Data rows:
--- BEGIN ---
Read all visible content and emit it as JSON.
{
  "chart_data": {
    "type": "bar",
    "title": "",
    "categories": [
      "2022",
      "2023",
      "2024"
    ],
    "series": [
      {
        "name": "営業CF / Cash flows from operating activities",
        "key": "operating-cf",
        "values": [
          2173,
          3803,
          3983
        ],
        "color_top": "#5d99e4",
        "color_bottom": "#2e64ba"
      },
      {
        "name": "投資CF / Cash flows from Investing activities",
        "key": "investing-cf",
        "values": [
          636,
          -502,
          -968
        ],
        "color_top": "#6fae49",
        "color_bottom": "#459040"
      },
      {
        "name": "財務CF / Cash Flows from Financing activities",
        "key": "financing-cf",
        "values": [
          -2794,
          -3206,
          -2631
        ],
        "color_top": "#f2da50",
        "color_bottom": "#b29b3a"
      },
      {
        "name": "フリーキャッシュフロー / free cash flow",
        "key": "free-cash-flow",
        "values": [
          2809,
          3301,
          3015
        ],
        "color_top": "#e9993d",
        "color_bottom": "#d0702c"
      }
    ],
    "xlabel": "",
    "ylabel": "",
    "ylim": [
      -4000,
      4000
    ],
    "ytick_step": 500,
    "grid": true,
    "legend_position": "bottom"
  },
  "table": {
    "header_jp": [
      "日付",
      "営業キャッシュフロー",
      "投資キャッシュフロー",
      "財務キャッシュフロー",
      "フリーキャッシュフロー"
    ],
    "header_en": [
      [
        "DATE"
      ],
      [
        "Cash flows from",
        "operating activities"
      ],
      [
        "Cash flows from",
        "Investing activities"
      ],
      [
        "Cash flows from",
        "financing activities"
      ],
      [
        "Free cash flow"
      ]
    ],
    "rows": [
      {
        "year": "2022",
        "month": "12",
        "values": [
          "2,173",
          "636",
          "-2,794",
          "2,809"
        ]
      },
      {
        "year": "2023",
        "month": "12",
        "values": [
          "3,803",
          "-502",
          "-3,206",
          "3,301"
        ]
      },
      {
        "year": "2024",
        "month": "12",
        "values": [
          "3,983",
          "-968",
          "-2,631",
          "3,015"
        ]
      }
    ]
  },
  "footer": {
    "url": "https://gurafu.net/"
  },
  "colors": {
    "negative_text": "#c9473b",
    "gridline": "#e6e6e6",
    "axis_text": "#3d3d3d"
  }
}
--- END ---
Goal of the exercise:
Transcribe every entry exactly.

Solution for this exercise:
Read all visible content and emit it as JSON.
{
  "chart_data": {
    "type": "bar",
    "title": "",
    "categories": [
      "2022",
      "2023",
      "2024"
    ],
    "series": [
      {
        "name": "営業CF / Cash flows from operating activities",
        "key": "operating-cf",
        "values": [
          2173,
          3803,
          3983
        ],
        "color_top": "#5d99e4",
        "color_bottom": "#2e64ba"
      },
      {
        "name": "投資CF / Cash flows from Investing activities",
        "key": "investing-cf",
        "values": [
          636,
          -502,
          -968
        ],
        "color_top": "#6fae49",
        "color_bottom": "#459040"
      },
      {
        "name": "財務CF / Cash Flows from Financing activities",
        "key": "financing-cf",
        "values": [
          -2794,
          -3206,
          -2631
        ],
        "color_top": "#f2da50",
        "color_bottom": "#b29b3a"
      },
      {
        "name": "フリーキャッシュフロー / free cash flow",
        "key": "free-cash-flow",
        "values": [
          2809,
          3301,
          3015
        ],
        "color_top": "#e9993d",
        "color_bottom": "#d0702c"
      }
    ],
    "xlabel": "",
    "ylabel": "",
    "ylim": [
      -4000,
      4000
    ],
    "ytick_step": 500,
    "grid": true,
    "legend_position": "bottom"
  },
  "table": {
    "header_jp": [
      "日付",
      "営業キャッシュフロー",
      "投資キャッシュフロー",
      "財務キャッシュフロー",
      "フリーキャッシュフロー"
    ],
    "header_en": [
      [
        "DATE"
      ],
      [
        "Cash flows from",
        "operating activities"
      ],
      [
        "Cash flows from",
        "Investing activities"
      ],
      [
        "Cash flows from",
        "financing activities"
      ],
      [
        "Free cash flow"
      ]
    ],
    "rows": [
      {
        "year": "2022",
        "month": "12",
        "values": [
          "2,173",
          "636",
          "-2,794",
          "2,809"
        ]
      },
      {
        "year": "2023",
        "month": "12",
        "values": [
          "3,803",
          "-502",
          "-3,206",
          "3,301"
        ]
      },
      {
        "year": "2024",
        "month": "12",
        "values": [
          "3,983",
          "-968",
          "-2,631",
          "3,015"
        ]
      }
    ]
  },
  "footer": {
    "url": "https://gurafu.net/"
  },
  "colors": {
    "negative_text": "#c9473b",
    "gridline": "#e6e6e6",
    "axis_text": "#3d3d3d"
  }
}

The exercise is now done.